Request - Transcribe the records below exactly as they appear.

<<<<

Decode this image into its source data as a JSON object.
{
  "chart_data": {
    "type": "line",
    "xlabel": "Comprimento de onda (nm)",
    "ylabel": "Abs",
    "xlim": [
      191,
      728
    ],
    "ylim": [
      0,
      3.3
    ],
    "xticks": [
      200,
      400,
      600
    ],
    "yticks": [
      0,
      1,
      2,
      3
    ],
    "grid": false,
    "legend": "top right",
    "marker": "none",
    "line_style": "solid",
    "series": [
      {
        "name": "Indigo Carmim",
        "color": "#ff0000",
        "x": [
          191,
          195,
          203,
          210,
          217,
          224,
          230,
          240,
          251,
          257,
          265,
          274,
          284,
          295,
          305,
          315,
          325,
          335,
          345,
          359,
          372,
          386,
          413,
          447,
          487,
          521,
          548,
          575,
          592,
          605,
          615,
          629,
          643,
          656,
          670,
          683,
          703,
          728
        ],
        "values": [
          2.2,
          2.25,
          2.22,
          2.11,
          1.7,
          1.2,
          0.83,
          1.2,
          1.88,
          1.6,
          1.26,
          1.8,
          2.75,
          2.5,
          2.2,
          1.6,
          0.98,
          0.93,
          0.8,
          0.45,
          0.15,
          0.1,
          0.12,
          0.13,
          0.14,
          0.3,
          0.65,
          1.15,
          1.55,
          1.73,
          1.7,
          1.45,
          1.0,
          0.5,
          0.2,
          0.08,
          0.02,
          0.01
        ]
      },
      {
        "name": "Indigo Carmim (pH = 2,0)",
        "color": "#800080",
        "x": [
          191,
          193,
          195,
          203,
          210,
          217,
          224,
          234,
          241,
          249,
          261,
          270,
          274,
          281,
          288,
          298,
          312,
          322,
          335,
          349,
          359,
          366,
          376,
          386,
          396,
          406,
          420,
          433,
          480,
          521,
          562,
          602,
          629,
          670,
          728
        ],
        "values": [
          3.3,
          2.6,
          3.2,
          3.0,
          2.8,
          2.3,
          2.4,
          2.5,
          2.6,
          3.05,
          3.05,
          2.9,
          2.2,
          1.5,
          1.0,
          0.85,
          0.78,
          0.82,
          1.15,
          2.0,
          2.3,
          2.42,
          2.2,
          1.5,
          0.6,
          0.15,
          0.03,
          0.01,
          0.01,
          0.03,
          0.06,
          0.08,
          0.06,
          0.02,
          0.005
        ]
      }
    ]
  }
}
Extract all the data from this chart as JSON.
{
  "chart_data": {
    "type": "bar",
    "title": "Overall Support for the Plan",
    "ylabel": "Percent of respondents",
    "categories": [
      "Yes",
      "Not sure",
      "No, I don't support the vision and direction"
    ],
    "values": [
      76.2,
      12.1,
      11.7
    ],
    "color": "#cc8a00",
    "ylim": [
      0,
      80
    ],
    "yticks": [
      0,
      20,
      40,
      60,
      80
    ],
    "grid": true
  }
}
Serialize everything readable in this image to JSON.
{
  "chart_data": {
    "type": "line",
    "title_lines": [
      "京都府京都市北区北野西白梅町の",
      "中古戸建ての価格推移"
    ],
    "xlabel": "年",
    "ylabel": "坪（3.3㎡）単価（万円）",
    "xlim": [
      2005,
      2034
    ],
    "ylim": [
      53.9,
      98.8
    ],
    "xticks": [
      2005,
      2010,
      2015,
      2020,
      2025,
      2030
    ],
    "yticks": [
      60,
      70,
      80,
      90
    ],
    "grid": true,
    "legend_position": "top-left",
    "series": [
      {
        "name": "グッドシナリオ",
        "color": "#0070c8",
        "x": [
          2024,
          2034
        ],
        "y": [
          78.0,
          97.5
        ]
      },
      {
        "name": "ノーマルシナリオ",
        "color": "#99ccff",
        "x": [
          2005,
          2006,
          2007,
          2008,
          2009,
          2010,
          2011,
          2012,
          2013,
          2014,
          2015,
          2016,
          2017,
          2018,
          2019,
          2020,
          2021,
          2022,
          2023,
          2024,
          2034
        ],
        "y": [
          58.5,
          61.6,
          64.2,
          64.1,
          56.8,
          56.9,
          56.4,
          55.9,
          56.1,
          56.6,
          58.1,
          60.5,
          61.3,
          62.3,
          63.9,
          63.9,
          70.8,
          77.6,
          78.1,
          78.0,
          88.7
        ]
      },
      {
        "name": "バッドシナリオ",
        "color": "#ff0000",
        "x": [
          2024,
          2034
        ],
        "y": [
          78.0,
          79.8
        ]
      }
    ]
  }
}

>>>>

Finished answer -
Decode this image into its source data as a JSON object.
{
  "chart_data": {
    "type": "line",
    "xlabel": "Comprimento de onda (nm)",
    "ylabel": "Abs",
    "xlim": [
      191,
      728
    ],
    "ylim": [
      0,
      3.3
    ],
    "xticks": [
      200,
      400,
      600
    ],
    "yticks": [
      0,
      1,
      2,
      3
    ],
    "grid": false,
    "legend": "top right",
    "marker": "none",
    "line_style": "solid",
    "series": [
      {
        "name": "Indigo Carmim",
        "color": "#ff0000",
        "x": [
          191,
          195,
          203,
          210,
          217,
          224,
          230,
          240,
          251,
          257,
          265,
          274,
          284,
          295,
          305,
          315,
          325,
          335,
          345,
          359,
          372,
          386,
          413,
          447,
          487,
          521,
          548,
          575,
          592,
          605,
          615,
          629,
          643,
          656,
          670,
          683,
          703,
          728
        ],
        "values": [
          2.2,
          2.25,
          2.22,
          2.11,
          1.7,
          1.2,
          0.83,
          1.2,
          1.88,
          1.6,
          1.26,
          1.8,
          2.75,
          2.5,
          2.2,
          1.6,
          0.98,
          0.93,
          0.8,
          0.45,
          0.15,
          0.1,
          0.12,
          0.13,
          0.14,
          0.3,
          0.65,
          1.15,
          1.55,
          1.73,
          1.7,
          1.45,
          1.0,
          0.5,
          0.2,
          0.08,
          0.02,
          0.01
        ]
      },
      {
        "name": "Indigo Carmim (pH = 2,0)",
        "color": "#800080",
        "x": [
          191,
          193,
          195,
          203,
          210,
          217,
          224,
          234,
          241,
          249,
          261,
          270,
          274,
          281,
          288,
          298,
          312,
          322,
          335,
          349,
          359,
          366,
          376,
          386,
          396,
          406,
          420,
          433,
          480,
          521,
          562,
          602,
          629,
          670,
          728
        ],
        "values": [
          3.3,
          2.6,
          3.2,
          3.0,
          2.8,
          2.3,
          2.4,
          2.5,
          2.6,
          3.05,
          3.05,
          2.9,
          2.2,
          1.5,
          1.0,
          0.85,
          0.78,
          0.82,
          1.15,
          2.0,
          2.3,
          2.42,
          2.2,
          1.5,
          0.6,
          0.15,
          0.03,
          0.01,
          0.01,
          0.03,
          0.06,
          0.08,
          0.06,
          0.02,
          0.005
        ]
      }
    ]
  }
}
Extract all the data from this chart as JSON.
{
  "chart_data": {
    "type": "bar",
    "title": "Overall Support for the Plan",
    "ylabel": "Percent of respondents",
    "categories": [
      "Yes",
      "Not sure",
      "No, I don't support the vision and direction"
    ],
    "values": [
      76.2,
      12.1,
      11.7
    ],
    "color": "#cc8a00",
    "ylim": [
      0,
      80
    ],
    "yticks": [
      0,
      20,
      40,
      60,
      80
    ],
    "grid": true
  }
}
Serialize everything readable in this image to JSON.
{
  "chart_data": {
    "type": "line",
    "title_lines": [
      "京都府京都市北区北野西白梅町の",
      "中古戸建ての価格推移"
    ],
    "xlabel": "年",
    "ylabel": "坪（3.3㎡）単価（万円）",
    "xlim": [
      2005,
      2034
    ],
    "ylim": [
      53.9,
      98.8
    ],
    "xticks": [
      2005,
      2010,
      2015,
      2020,
      2025,
      2030
    ],
    "yticks": [
      60,
      70,
      80,
      90
    ],
    "grid": true,
    "legend_position": "top-left",
    "series": [
      {
        "name": "グッドシナリオ",
        "color": "#0070c8",
        "x": [
          2024,
          2034
        ],
        "y": [
          78.0,
          97.5
        ]
      },
      {
        "name": "ノーマルシナリオ",
        "color": "#99ccff",
        "x": [
          2005,
          2006,
          2007,
          2008,
          2009,
          2010,
          2011,
          2012,
          2013,
          2014,
          2015,
          2016,
          2017,
          2018,
          2019,
          2020,
          2021,
          2022,
          2023,
          2024,
          2034
        ],
        "y": [
          58.5,
          61.6,
          64.2,
          64.1,
          56.8,
          56.9,
          56.4,
          55.9,
          56.1,
          56.6,
          58.1,
          60.5,
          61.3,
          62.3,
          63.9,
          63.9,
          70.8,
          77.6,
          78.1,
          78.0,
          88.7
        ]
      },
      {
        "name": "バッドシナリオ",
        "color": "#ff0000",
        "x": [
          2024,
          2034
        ],
        "y": [
          78.0,
          79.8
        ]
      }
    ]
  }
}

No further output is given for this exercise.